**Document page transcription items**
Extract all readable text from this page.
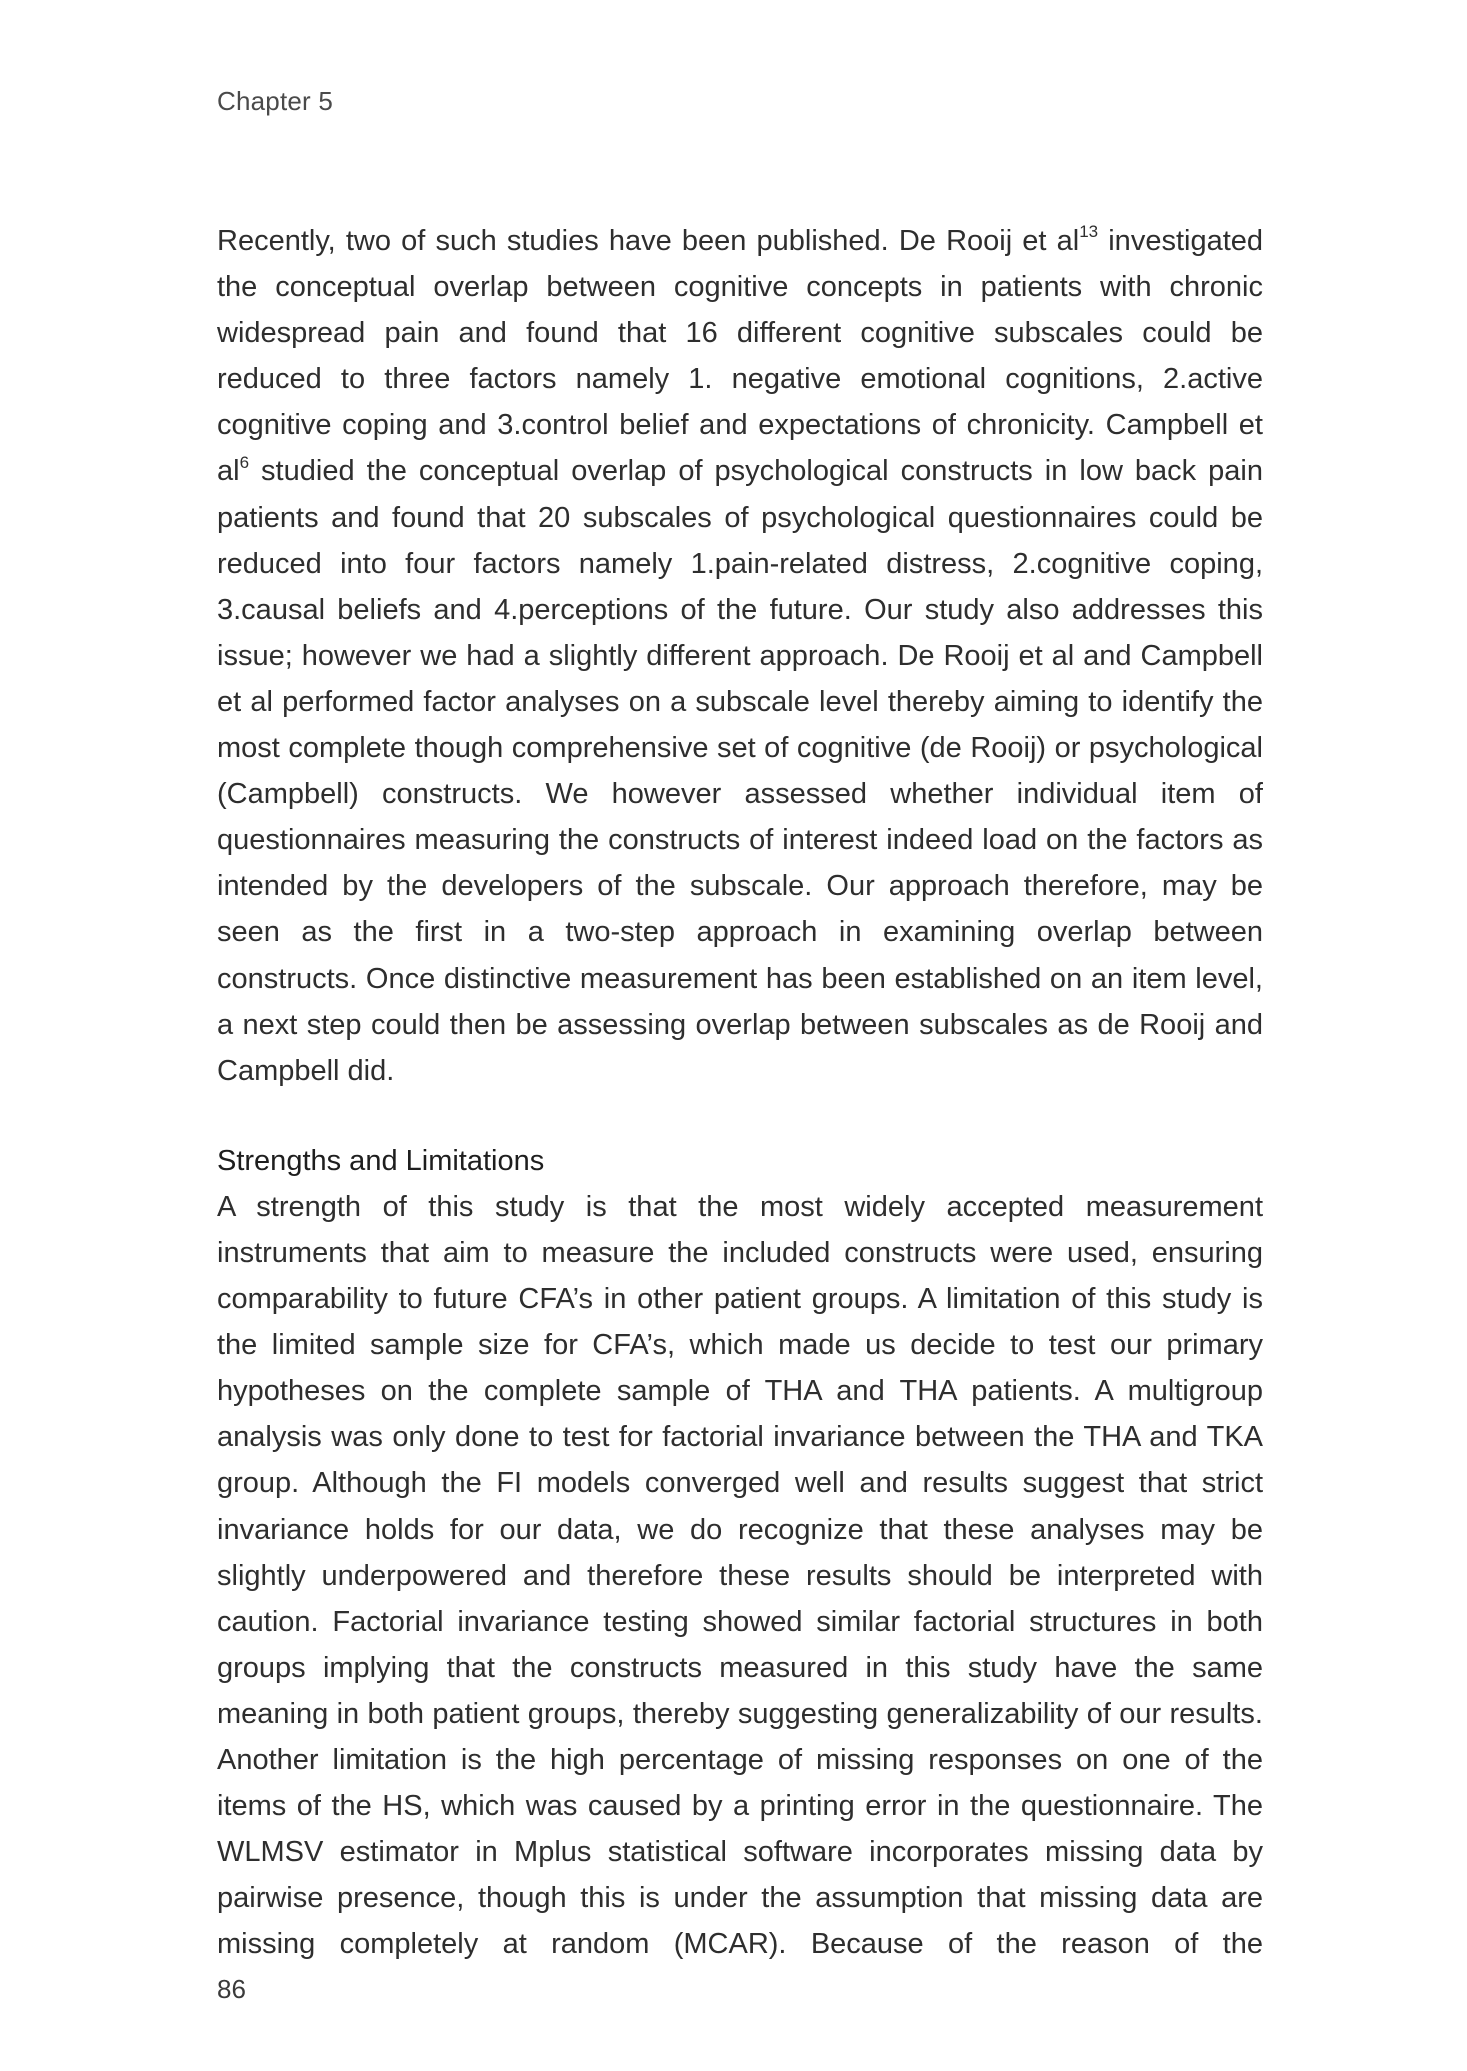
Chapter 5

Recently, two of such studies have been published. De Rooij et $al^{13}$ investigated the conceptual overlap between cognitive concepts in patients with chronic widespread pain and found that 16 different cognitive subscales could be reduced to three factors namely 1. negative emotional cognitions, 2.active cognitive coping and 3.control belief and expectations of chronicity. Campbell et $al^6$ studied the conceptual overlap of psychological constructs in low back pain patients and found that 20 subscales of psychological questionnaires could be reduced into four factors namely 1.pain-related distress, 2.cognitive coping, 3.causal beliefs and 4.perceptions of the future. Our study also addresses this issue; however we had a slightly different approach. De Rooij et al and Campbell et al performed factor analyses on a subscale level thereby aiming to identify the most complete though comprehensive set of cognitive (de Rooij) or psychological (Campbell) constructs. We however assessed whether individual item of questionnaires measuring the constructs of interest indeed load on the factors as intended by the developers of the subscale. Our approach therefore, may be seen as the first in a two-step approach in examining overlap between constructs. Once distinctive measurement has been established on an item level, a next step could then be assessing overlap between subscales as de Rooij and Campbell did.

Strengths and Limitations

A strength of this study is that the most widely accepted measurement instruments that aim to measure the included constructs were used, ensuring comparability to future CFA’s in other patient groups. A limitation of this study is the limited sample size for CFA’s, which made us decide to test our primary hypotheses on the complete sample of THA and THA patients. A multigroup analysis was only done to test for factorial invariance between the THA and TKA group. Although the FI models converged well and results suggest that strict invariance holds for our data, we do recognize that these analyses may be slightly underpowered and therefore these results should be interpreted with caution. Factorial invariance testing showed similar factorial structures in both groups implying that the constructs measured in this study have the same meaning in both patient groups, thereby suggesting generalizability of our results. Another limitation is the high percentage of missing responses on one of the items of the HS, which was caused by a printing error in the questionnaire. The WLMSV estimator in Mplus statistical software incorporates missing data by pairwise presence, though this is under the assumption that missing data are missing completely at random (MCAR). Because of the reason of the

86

**How to complete this task**
Return every line shown above without changing a word, and skip the pictures.

**Written answer**
Extract all readable text from this page.
Chapter 5

Recently, two of such studies have been published. De Rooij et $al^{13}$ investigated the conceptual overlap between cognitive concepts in patients with chronic widespread pain and found that 16 different cognitive subscales could be reduced to three factors namely 1. negative emotional cognitions, 2.active cognitive coping and 3.control belief and expectations of chronicity. Campbell et $al^6$ studied the conceptual overlap of psychological constructs in low back pain patients and found that 20 subscales of psychological questionnaires could be reduced into four factors namely 1.pain-related distress, 2.cognitive coping, 3.causal beliefs and 4.perceptions of the future. Our study also addresses this issue; however we had a slightly different approach. De Rooij et al and Campbell et al performed factor analyses on a subscale level thereby aiming to identify the most complete though comprehensive set of cognitive (de Rooij) or psychological (Campbell) constructs. We however assessed whether individual item of questionnaires measuring the constructs of interest indeed load on the factors as intended by the developers of the subscale. Our approach therefore, may be seen as the first in a two-step approach in examining overlap between constructs. Once distinctive measurement has been established on an item level, a next step could then be assessing overlap between subscales as de Rooij and Campbell did.

Strengths and Limitations

A strength of this study is that the most widely accepted measurement instruments that aim to measure the included constructs were used, ensuring comparability to future CFA’s in other patient groups. A limitation of this study is the limited sample size for CFA’s, which made us decide to test our primary hypotheses on the complete sample of THA and THA patients. A multigroup analysis was only done to test for factorial invariance between the THA and TKA group. Although the FI models converged well and results suggest that strict invariance holds for our data, we do recognize that these analyses may be slightly underpowered and therefore these results should be interpreted with caution. Factorial invariance testing showed similar factorial structures in both groups implying that the constructs measured in this study have the same meaning in both patient groups, thereby suggesting generalizability of our results. Another limitation is the high percentage of missing responses on one of the items of the HS, which was caused by a printing error in the questionnaire. The WLMSV estimator in Mplus statistical software incorporates missing data by pairwise presence, though this is under the assumption that missing data are missing completely at random (MCAR). Because of the reason of the

86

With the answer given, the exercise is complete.